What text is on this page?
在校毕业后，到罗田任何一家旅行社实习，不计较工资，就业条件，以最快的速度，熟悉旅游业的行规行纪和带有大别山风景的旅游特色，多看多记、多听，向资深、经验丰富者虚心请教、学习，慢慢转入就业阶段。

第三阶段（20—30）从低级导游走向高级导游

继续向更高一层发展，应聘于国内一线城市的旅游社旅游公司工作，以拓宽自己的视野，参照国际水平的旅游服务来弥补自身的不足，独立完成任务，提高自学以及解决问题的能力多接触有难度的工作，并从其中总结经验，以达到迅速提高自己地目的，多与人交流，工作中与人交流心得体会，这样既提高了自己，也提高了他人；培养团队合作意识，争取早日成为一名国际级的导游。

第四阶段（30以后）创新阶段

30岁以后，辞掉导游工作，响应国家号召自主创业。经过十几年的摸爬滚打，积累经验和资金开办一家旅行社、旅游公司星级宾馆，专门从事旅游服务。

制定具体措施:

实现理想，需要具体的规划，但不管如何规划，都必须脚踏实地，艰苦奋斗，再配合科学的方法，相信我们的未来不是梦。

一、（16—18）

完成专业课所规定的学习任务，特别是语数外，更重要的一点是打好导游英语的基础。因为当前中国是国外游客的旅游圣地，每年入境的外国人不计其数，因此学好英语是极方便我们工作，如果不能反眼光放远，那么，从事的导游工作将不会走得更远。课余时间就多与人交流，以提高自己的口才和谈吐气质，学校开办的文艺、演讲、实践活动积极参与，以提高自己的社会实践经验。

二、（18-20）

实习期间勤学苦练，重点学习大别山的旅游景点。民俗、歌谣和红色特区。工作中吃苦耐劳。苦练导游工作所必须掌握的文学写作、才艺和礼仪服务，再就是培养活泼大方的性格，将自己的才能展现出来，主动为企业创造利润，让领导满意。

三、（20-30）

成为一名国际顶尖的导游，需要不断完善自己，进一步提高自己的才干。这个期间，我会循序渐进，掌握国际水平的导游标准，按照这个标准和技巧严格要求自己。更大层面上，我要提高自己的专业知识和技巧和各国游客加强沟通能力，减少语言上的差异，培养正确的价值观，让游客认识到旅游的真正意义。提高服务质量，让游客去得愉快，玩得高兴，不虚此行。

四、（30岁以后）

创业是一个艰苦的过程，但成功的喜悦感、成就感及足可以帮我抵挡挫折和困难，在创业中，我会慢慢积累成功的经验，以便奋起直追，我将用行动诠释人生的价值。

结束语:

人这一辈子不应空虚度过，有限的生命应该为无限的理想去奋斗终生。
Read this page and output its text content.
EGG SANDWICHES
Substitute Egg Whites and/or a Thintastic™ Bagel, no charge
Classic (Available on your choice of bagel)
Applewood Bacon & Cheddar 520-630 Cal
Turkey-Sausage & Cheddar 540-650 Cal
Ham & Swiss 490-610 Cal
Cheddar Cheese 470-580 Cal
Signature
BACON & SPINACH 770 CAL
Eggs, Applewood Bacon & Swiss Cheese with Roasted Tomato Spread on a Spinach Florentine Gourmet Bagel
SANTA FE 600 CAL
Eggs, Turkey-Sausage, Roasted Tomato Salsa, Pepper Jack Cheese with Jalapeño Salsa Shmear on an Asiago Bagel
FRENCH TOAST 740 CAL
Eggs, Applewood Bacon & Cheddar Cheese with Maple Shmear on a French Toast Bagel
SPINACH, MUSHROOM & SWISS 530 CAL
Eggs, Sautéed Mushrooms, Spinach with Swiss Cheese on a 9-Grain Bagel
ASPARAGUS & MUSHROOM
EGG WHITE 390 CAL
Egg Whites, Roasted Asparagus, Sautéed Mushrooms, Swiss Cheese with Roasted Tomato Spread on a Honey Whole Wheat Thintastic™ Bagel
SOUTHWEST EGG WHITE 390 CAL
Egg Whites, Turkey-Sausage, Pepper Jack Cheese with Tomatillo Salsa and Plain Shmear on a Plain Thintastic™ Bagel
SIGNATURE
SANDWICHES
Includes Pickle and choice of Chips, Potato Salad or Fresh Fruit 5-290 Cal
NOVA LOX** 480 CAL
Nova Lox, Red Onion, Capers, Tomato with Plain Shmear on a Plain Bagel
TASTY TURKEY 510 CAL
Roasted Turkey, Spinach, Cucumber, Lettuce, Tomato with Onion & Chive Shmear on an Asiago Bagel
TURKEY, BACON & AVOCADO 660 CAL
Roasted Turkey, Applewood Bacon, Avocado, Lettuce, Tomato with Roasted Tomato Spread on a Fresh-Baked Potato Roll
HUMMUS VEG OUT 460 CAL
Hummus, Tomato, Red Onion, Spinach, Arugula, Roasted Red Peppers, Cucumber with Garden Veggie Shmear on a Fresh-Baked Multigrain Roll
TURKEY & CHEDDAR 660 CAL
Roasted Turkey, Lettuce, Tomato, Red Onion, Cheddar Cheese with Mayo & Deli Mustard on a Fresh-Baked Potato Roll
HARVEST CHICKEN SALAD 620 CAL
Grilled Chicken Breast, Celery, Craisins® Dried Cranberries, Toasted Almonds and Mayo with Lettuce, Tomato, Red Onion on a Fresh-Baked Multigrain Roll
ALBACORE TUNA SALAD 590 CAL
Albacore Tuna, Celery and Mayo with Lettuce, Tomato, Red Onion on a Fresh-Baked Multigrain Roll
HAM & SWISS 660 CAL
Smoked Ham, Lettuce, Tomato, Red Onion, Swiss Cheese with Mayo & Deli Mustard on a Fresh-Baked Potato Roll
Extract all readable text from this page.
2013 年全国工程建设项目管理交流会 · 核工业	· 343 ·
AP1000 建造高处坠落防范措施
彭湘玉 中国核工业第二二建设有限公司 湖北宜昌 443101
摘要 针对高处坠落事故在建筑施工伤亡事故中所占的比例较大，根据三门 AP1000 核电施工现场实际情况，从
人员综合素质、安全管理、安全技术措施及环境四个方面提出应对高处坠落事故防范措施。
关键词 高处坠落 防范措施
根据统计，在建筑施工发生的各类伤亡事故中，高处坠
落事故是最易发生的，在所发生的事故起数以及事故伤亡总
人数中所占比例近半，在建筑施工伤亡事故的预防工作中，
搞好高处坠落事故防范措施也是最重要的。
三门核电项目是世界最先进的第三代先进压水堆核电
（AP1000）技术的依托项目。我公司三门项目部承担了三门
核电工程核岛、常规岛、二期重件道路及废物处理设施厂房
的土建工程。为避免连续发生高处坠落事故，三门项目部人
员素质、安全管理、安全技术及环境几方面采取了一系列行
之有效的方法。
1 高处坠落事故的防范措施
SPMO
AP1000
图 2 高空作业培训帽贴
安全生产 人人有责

Job: Each record above should be restated word for word.

Exercise solution:
What text is on this page?
在校毕业后，到罗田任何一家旅行社实习，不计较工资，就业条件，以最快的速度，熟悉旅游业的行规行纪和带有大别山风景的旅游特色，多看多记、多听，向资深、经验丰富者虚心请教、学习，慢慢转入就业阶段。

第三阶段（20—30）从低级导游走向高级导游

继续向更高一层发展，应聘于国内一线城市的旅游社旅游公司工作，以拓宽自己的视野，参照国际水平的旅游服务来弥补自身的不足，独立完成任务，提高自学以及解决问题的能力多接触有难度的工作，并从其中总结经验，以达到迅速提高自己地目的，多与人交流，工作中与人交流心得体会，这样既提高了自己，也提高了他人；培养团队合作意识，争取早日成为一名国际级的导游。

第四阶段（30以后）创新阶段

30岁以后，辞掉导游工作，响应国家号召自主创业。经过十几年的摸爬滚打，积累经验和资金开办一家旅行社、旅游公司星级宾馆，专门从事旅游服务。

制定具体措施:

实现理想，需要具体的规划，但不管如何规划，都必须脚踏实地，艰苦奋斗，再配合科学的方法，相信我们的未来不是梦。

一、（16—18）

完成专业课所规定的学习任务，特别是语数外，更重要的一点是打好导游英语的基础。因为当前中国是国外游客的旅游圣地，每年入境的外国人不计其数，因此学好英语是极方便我们工作，如果不能反眼光放远，那么，从事的导游工作将不会走得更远。课余时间就多与人交流，以提高自己的口才和谈吐气质，学校开办的文艺、演讲、实践活动积极参与，以提高自己的社会实践经验。

二、（18-20）

实习期间勤学苦练，重点学习大别山的旅游景点。民俗、歌谣和红色特区。工作中吃苦耐劳。苦练导游工作所必须掌握的文学写作、才艺和礼仪服务，再就是培养活泼大方的性格，将自己的才能展现出来，主动为企业创造利润，让领导满意。

三、（20-30）

成为一名国际顶尖的导游，需要不断完善自己，进一步提高自己的才干。这个期间，我会循序渐进，掌握国际水平的导游标准，按照这个标准和技巧严格要求自己。更大层面上，我要提高自己的专业知识和技巧和各国游客加强沟通能力，减少语言上的差异，培养正确的价值观，让游客认识到旅游的真正意义。提高服务质量，让游客去得愉快，玩得高兴，不虚此行。

四、（30岁以后）

创业是一个艰苦的过程，但成功的喜悦感、成就感及足可以帮我抵挡挫折和困难，在创业中，我会慢慢积累成功的经验，以便奋起直追，我将用行动诠释人生的价值。

结束语:

人这一辈子不应空虚度过，有限的生命应该为无限的理想去奋斗终生。
Read this page and output its text content.
EGG SANDWICHES
Substitute Egg Whites and/or a Thintastic™ Bagel, no charge
Classic (Available on your choice of bagel)
Applewood Bacon & Cheddar 520-630 Cal
Turkey-Sausage & Cheddar 540-650 Cal
Ham & Swiss 490-610 Cal
Cheddar Cheese 470-580 Cal
Signature
BACON & SPINACH 770 CAL
Eggs, Applewood Bacon & Swiss Cheese with Roasted Tomato Spread on a Spinach Florentine Gourmet Bagel
SANTA FE 600 CAL
Eggs, Turkey-Sausage, Roasted Tomato Salsa, Pepper Jack Cheese with Jalapeño Salsa Shmear on an Asiago Bagel
FRENCH TOAST 740 CAL
Eggs, Applewood Bacon & Cheddar Cheese with Maple Shmear on a French Toast Bagel
SPINACH, MUSHROOM & SWISS 530 CAL
Eggs, Sautéed Mushrooms, Spinach with Swiss Cheese on a 9-Grain Bagel
ASPARAGUS & MUSHROOM
EGG WHITE 390 CAL
Egg Whites, Roasted Asparagus, Sautéed Mushrooms, Swiss Cheese with Roasted Tomato Spread on a Honey Whole Wheat Thintastic™ Bagel
SOUTHWEST EGG WHITE 390 CAL
Egg Whites, Turkey-Sausage, Pepper Jack Cheese with Tomatillo Salsa and Plain Shmear on a Plain Thintastic™ Bagel
SIGNATURE
SANDWICHES
Includes Pickle and choice of Chips, Potato Salad or Fresh Fruit 5-290 Cal
NOVA LOX** 480 CAL
Nova Lox, Red Onion, Capers, Tomato with Plain Shmear on a Plain Bagel
TASTY TURKEY 510 CAL
Roasted Turkey, Spinach, Cucumber, Lettuce, Tomato with Onion & Chive Shmear on an Asiago Bagel
TURKEY, BACON & AVOCADO 660 CAL
Roasted Turkey, Applewood Bacon, Avocado, Lettuce, Tomato with Roasted Tomato Spread on a Fresh-Baked Potato Roll
HUMMUS VEG OUT 460 CAL
Hummus, Tomato, Red Onion, Spinach, Arugula, Roasted Red Peppers, Cucumber with Garden Veggie Shmear on a Fresh-Baked Multigrain Roll
TURKEY & CHEDDAR 660 CAL
Roasted Turkey, Lettuce, Tomato, Red Onion, Cheddar Cheese with Mayo & Deli Mustard on a Fresh-Baked Potato Roll
HARVEST CHICKEN SALAD 620 CAL
Grilled Chicken Breast, Celery, Craisins® Dried Cranberries, Toasted Almonds and Mayo with Lettuce, Tomato, Red Onion on a Fresh-Baked Multigrain Roll
ALBACORE TUNA SALAD 590 CAL
Albacore Tuna, Celery and Mayo with Lettuce, Tomato, Red Onion on a Fresh-Baked Multigrain Roll
HAM & SWISS 660 CAL
Smoked Ham, Lettuce, Tomato, Red Onion, Swiss Cheese with Mayo & Deli Mustard on a Fresh-Baked Potato Roll
Extract all readable text from this page.
2013 年全国工程建设项目管理交流会 · 核工业	· 343 ·
AP1000 建造高处坠落防范措施
彭湘玉 中国核工业第二二建设有限公司 湖北宜昌 443101
摘要 针对高处坠落事故在建筑施工伤亡事故中所占的比例较大，根据三门 AP1000 核电施工现场实际情况，从
人员综合素质、安全管理、安全技术措施及环境四个方面提出应对高处坠落事故防范措施。
关键词 高处坠落 防范措施
根据统计，在建筑施工发生的各类伤亡事故中，高处坠
落事故是最易发生的，在所发生的事故起数以及事故伤亡总
人数中所占比例近半，在建筑施工伤亡事故的预防工作中，
搞好高处坠落事故防范措施也是最重要的。
三门核电项目是世界最先进的第三代先进压水堆核电
（AP1000）技术的依托项目。我公司三门项目部承担了三门
核电工程核岛、常规岛、二期重件道路及废物处理设施厂房
的土建工程。为避免连续发生高处坠落事故，三门项目部人
员素质、安全管理、安全技术及环境几方面采取了一系列行
之有效的方法。
1 高处坠落事故的防范措施
SPMO
AP1000
图 2 高空作业培训帽贴
安全生产 人人有责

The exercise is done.